═══ Input records
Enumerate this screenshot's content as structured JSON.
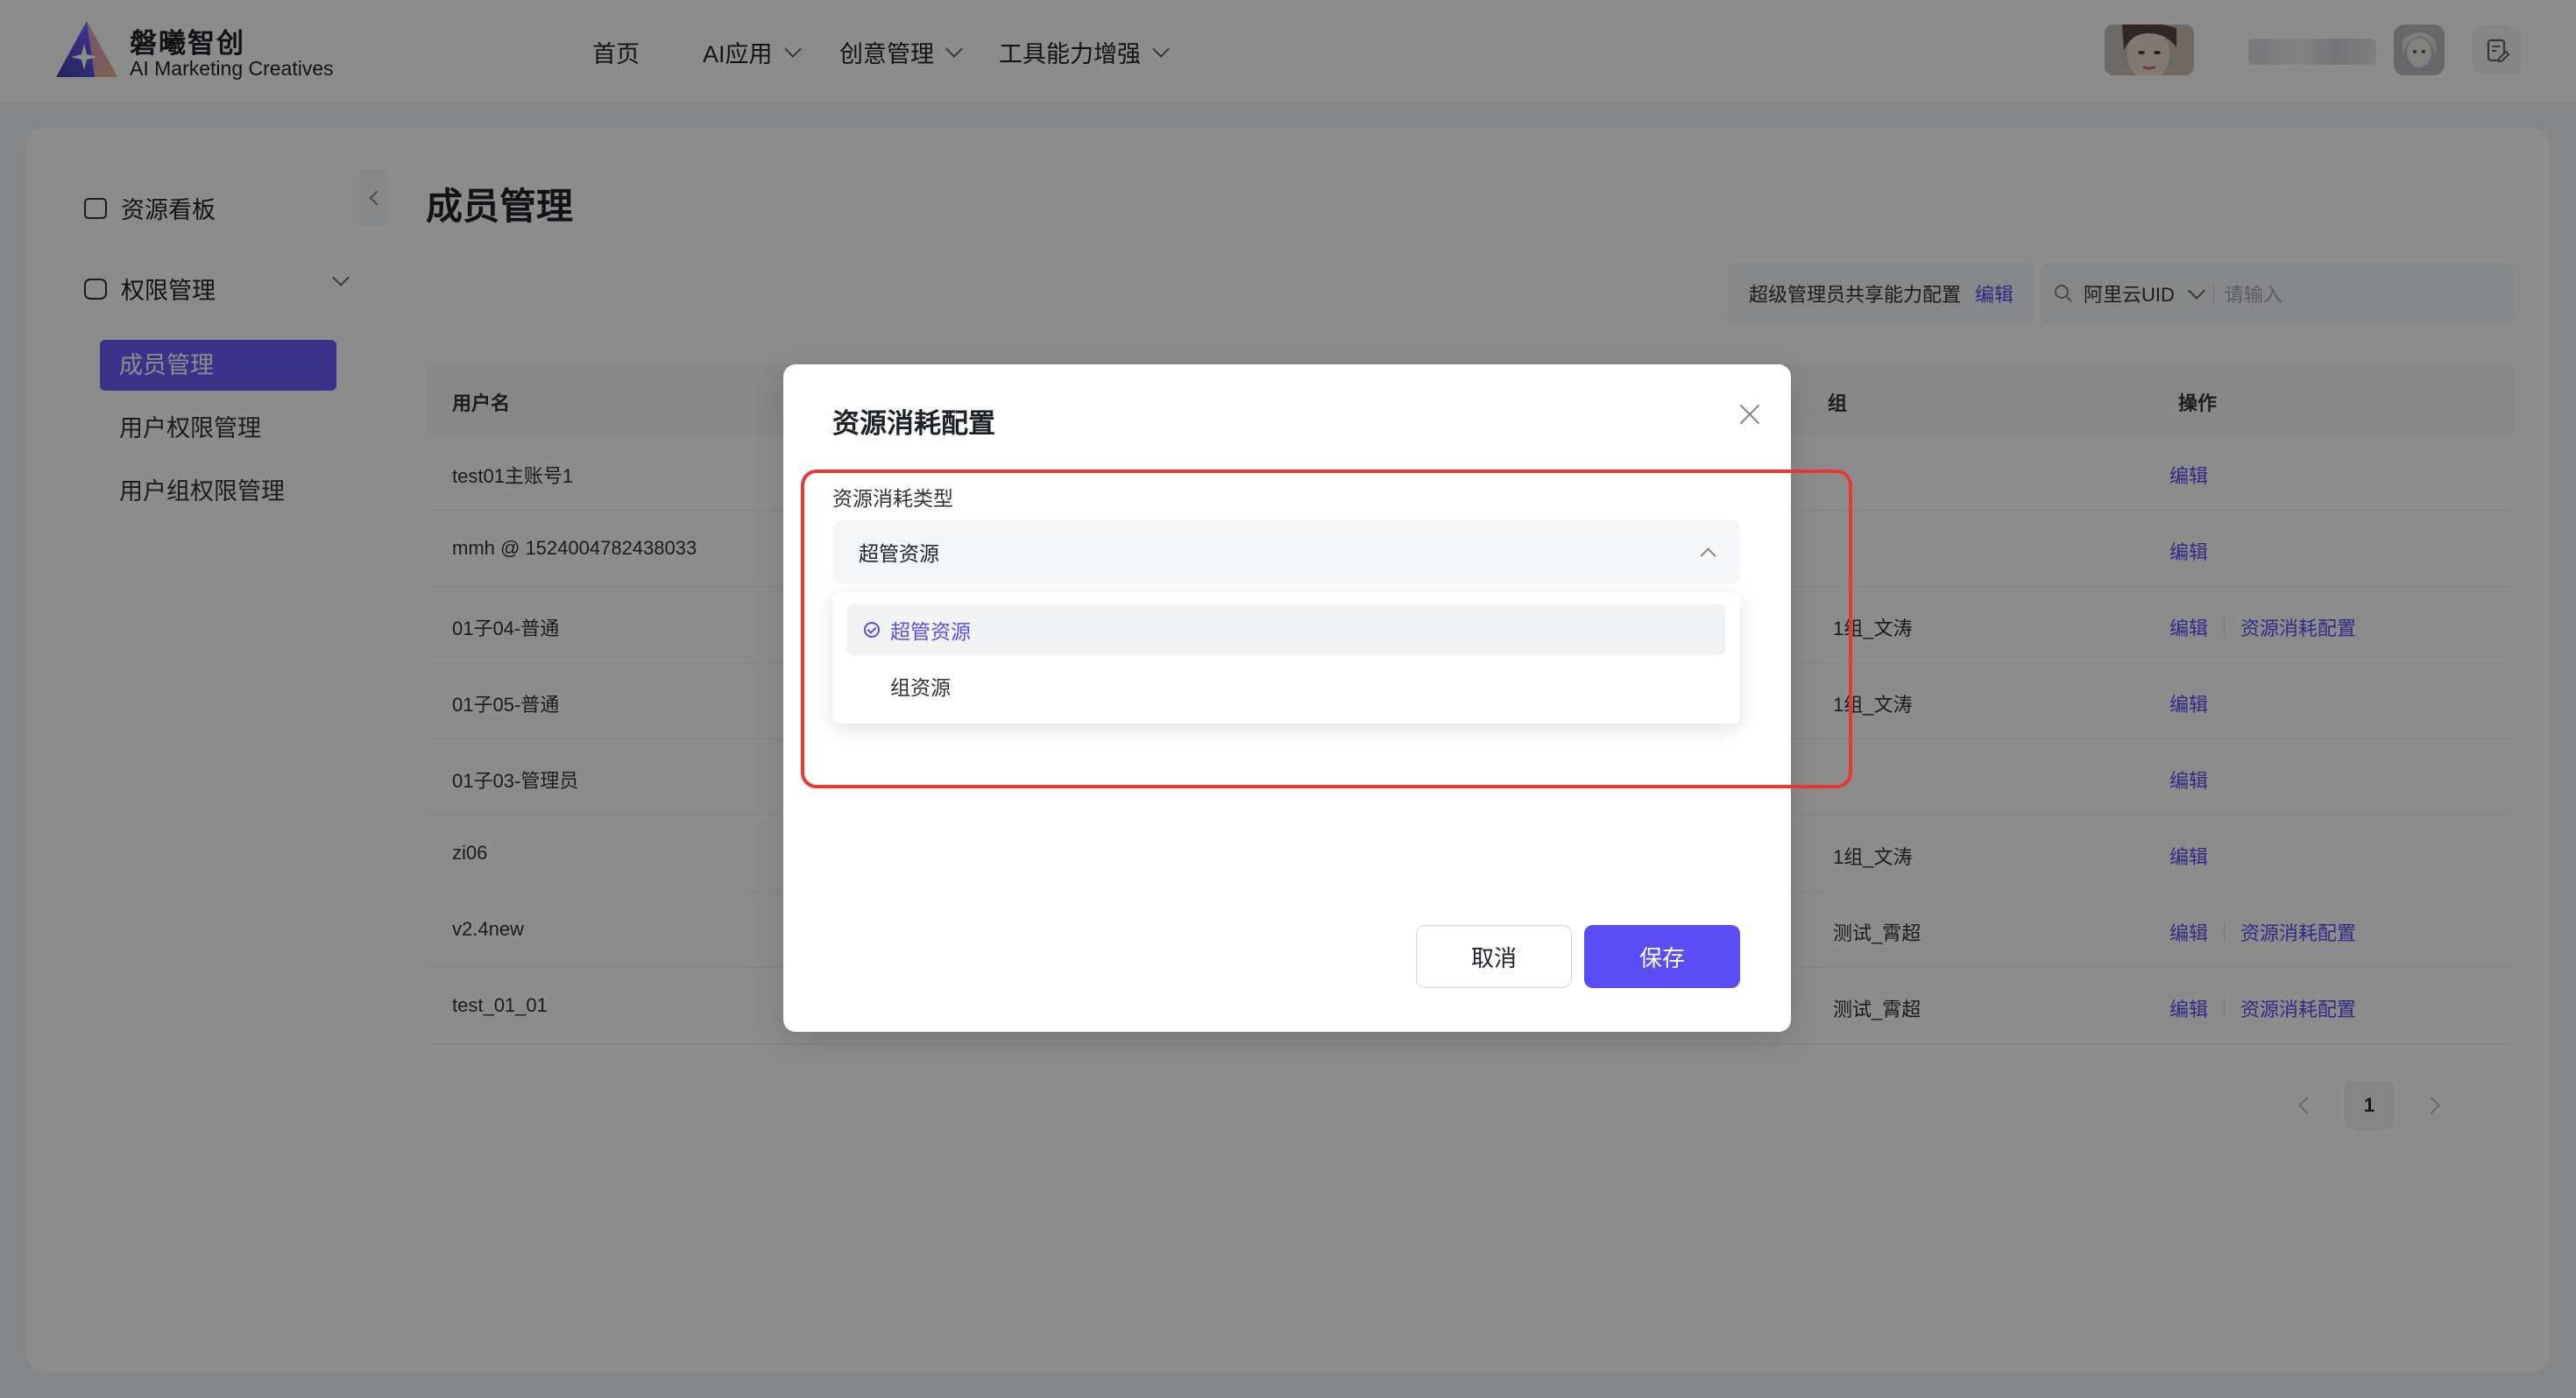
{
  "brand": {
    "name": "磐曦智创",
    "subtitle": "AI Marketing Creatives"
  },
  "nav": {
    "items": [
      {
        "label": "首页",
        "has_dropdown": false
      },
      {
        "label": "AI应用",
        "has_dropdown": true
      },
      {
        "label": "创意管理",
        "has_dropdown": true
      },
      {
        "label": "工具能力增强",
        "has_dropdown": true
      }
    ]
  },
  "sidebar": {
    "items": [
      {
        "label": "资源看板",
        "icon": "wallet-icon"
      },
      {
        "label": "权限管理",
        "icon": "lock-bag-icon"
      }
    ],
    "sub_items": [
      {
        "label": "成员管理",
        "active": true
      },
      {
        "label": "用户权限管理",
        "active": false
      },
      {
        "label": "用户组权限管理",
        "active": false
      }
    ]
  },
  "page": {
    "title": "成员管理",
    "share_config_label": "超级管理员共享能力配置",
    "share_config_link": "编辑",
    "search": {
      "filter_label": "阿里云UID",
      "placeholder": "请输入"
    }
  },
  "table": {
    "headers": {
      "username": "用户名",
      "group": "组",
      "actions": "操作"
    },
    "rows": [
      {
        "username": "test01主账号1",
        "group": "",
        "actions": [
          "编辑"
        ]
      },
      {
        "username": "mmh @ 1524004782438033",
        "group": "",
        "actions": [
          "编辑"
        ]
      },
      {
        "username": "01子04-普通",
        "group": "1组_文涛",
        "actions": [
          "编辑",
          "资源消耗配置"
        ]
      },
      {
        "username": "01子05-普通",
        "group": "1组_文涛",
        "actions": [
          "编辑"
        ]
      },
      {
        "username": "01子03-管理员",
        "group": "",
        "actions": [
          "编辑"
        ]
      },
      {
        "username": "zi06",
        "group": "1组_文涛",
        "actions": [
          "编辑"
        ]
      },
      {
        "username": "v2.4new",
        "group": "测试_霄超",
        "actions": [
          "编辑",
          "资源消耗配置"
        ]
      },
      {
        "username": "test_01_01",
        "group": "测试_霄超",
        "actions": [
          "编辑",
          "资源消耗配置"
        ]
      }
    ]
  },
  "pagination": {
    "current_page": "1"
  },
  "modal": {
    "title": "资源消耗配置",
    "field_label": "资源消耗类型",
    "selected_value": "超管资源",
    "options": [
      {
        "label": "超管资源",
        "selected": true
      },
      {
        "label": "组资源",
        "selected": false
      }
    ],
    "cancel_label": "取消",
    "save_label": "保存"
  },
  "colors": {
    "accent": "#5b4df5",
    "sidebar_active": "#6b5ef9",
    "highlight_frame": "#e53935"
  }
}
══════
═══ Input records
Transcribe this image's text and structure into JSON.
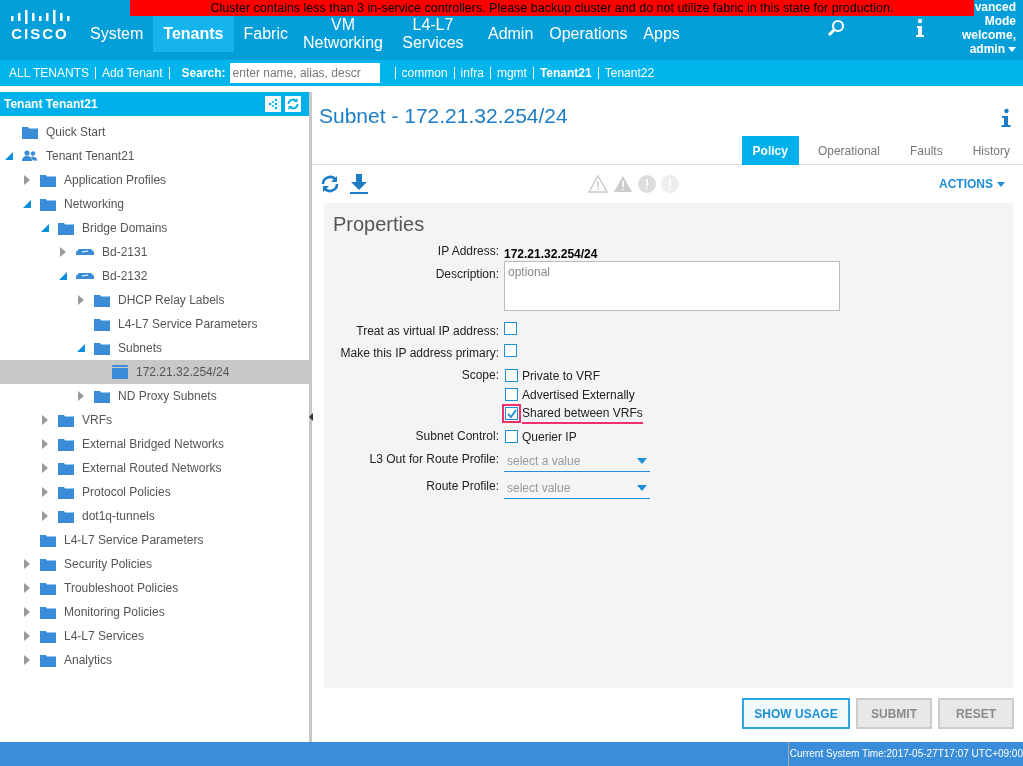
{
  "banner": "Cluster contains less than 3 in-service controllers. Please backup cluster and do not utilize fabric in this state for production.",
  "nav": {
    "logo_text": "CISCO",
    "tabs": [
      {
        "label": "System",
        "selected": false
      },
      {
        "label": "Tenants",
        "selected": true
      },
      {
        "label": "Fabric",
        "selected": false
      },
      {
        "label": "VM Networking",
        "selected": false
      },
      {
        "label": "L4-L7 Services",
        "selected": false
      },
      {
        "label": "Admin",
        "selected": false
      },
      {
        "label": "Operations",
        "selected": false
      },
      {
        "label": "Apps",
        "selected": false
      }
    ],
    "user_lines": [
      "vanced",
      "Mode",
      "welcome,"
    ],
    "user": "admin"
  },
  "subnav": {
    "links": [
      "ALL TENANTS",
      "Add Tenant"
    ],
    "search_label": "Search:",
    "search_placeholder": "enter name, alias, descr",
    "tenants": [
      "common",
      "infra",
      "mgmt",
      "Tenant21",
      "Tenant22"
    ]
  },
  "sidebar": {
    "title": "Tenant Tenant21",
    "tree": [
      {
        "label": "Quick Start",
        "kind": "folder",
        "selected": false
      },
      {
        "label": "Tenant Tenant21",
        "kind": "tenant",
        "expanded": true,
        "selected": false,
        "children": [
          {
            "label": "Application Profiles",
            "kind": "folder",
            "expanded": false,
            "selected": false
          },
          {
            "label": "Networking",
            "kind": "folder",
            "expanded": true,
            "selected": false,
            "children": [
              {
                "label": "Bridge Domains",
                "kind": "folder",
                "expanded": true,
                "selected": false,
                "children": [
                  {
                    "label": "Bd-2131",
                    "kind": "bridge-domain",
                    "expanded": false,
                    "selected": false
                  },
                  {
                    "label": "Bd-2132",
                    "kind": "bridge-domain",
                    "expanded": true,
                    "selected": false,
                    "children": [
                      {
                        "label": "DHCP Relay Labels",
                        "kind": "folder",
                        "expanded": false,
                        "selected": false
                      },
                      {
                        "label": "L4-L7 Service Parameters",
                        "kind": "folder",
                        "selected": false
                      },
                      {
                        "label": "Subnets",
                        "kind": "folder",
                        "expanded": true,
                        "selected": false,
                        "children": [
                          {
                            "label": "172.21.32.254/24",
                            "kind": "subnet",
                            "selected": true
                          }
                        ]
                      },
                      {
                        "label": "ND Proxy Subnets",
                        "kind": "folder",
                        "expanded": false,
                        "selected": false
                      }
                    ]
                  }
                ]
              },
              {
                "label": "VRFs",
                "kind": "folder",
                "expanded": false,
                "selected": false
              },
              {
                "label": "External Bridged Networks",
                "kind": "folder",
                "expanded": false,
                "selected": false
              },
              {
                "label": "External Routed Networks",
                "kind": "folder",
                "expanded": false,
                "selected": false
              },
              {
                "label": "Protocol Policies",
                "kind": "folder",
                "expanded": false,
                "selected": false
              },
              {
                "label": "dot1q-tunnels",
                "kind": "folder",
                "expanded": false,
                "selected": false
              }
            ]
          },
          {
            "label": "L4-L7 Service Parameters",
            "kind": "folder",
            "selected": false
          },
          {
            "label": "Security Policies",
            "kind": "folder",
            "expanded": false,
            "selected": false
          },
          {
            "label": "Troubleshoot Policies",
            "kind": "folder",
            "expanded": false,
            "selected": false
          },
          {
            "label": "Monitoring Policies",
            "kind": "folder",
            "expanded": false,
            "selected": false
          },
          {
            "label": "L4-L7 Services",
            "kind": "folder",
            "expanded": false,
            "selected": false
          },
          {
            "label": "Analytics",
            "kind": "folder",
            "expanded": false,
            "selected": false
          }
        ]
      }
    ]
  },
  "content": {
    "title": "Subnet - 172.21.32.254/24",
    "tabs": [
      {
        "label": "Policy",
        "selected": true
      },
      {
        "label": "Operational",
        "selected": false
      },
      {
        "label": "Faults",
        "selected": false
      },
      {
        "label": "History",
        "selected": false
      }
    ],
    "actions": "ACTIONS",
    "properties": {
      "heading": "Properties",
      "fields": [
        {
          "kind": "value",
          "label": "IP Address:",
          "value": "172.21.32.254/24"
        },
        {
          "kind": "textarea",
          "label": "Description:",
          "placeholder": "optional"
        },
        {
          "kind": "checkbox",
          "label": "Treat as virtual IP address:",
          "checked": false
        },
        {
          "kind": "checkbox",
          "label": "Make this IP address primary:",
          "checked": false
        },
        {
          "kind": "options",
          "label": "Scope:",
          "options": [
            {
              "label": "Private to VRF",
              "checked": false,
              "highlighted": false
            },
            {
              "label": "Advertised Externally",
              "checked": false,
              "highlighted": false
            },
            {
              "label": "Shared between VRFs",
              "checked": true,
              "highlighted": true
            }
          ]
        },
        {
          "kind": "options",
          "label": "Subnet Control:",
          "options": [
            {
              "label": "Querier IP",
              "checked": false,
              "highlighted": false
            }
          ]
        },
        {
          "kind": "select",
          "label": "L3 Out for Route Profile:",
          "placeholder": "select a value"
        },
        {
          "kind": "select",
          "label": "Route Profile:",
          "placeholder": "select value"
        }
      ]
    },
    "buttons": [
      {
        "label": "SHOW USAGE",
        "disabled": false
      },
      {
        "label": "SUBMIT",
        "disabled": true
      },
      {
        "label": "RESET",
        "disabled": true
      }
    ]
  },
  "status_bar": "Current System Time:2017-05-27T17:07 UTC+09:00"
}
══════
═══ Input records
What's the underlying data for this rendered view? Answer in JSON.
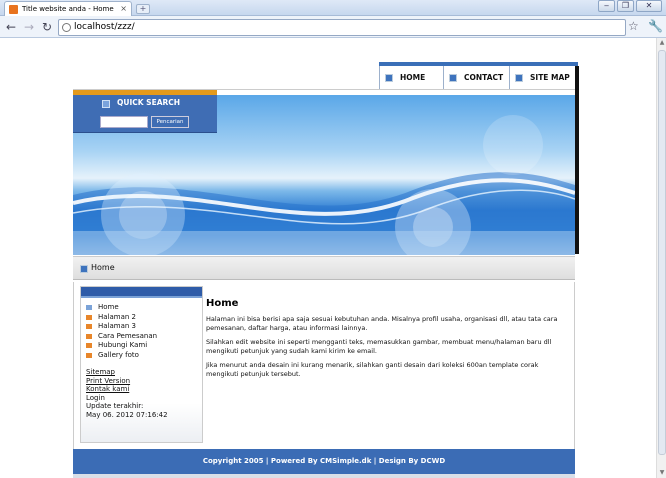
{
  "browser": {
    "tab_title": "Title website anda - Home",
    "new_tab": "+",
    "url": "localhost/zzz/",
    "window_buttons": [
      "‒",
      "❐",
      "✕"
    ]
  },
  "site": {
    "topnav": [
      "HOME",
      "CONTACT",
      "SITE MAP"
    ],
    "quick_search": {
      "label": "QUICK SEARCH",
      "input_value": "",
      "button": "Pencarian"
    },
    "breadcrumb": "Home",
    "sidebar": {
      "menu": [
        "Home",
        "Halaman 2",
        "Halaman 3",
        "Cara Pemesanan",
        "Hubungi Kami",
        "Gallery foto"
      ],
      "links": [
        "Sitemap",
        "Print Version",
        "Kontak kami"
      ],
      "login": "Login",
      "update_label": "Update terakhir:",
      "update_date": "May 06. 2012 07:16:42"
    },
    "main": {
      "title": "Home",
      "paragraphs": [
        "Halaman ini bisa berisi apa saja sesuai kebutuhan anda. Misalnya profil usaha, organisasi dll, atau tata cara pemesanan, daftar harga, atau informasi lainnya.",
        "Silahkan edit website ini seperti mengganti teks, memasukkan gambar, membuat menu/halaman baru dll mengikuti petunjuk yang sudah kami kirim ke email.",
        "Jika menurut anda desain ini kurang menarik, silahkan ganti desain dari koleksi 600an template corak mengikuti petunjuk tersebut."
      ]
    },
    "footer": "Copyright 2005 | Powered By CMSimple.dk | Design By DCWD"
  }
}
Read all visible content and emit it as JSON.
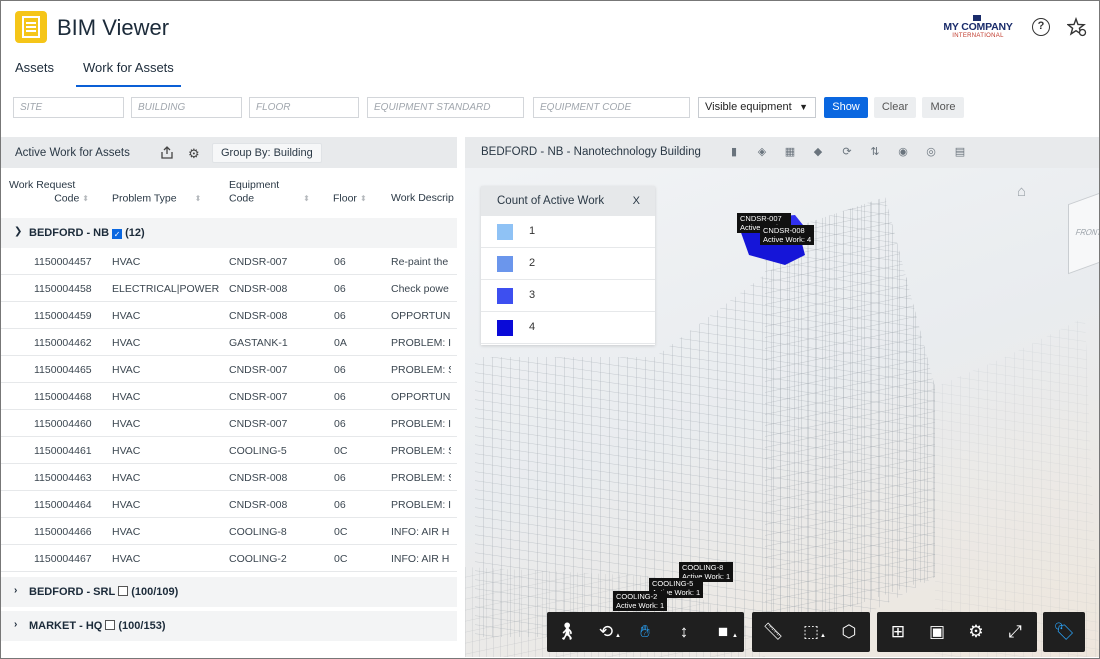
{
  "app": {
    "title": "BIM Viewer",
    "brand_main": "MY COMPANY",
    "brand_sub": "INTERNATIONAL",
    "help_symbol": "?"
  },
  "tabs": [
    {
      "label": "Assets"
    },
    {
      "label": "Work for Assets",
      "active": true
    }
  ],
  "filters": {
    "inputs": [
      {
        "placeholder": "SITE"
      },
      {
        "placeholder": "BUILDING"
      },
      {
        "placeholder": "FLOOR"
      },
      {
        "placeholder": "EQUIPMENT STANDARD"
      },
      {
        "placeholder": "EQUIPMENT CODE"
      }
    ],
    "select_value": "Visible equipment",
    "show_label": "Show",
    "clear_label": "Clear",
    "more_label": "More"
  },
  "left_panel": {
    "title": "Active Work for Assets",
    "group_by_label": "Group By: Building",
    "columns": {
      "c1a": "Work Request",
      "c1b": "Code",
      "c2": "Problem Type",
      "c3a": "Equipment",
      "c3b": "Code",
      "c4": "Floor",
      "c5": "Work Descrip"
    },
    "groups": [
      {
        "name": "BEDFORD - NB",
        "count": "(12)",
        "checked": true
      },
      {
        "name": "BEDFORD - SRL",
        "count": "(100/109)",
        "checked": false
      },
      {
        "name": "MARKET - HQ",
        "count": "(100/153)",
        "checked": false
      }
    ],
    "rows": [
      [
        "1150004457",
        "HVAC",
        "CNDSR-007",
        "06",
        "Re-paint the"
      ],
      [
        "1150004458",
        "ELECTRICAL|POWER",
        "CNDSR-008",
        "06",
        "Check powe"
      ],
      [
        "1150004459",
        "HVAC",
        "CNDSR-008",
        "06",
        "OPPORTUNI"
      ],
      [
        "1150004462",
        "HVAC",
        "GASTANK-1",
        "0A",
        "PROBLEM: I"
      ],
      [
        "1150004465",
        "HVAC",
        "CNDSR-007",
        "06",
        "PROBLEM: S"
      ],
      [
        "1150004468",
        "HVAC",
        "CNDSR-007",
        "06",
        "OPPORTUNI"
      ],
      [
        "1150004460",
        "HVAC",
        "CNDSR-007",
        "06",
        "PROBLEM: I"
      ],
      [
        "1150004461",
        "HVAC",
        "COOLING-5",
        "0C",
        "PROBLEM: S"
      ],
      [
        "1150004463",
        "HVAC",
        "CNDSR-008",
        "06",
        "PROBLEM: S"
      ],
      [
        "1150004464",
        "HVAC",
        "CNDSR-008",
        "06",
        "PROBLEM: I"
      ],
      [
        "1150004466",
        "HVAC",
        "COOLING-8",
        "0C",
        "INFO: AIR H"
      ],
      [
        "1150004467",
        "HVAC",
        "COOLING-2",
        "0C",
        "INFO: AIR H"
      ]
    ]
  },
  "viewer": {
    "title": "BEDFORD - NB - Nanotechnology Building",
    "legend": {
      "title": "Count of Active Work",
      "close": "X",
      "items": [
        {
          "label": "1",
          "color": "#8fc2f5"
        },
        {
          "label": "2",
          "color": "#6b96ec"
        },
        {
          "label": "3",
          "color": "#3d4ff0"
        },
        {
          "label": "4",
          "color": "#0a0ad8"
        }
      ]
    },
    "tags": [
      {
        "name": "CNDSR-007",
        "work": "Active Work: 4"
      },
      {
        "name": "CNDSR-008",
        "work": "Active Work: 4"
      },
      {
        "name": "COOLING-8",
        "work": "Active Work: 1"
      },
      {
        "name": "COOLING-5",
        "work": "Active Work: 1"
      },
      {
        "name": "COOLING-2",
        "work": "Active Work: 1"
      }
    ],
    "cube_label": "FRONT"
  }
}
══════
> [Problem to work on]
Going through the entries above line by line, work out how many lines include the word "petunjuk". Only the number is required.

> [Complete output]
2